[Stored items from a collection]
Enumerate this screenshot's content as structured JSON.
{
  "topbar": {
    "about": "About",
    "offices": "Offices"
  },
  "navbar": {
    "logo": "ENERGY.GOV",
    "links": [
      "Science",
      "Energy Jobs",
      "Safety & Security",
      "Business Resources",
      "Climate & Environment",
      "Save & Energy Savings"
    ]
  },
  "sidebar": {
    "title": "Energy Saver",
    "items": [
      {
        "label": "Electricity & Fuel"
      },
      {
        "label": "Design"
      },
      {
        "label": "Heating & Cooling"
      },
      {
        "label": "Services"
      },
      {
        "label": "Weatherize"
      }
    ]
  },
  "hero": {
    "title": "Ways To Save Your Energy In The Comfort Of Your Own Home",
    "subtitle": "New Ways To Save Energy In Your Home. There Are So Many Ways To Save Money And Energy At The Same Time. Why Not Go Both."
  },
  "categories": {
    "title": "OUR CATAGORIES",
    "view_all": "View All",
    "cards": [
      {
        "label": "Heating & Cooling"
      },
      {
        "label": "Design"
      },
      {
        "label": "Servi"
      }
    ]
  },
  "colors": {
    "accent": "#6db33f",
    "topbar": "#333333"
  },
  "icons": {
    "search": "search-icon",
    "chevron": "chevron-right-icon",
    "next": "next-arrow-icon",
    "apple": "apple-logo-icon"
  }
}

* _The task_
Report the number of lines containing the string "Ways" and add nothing to it.

* _Exercise result_
2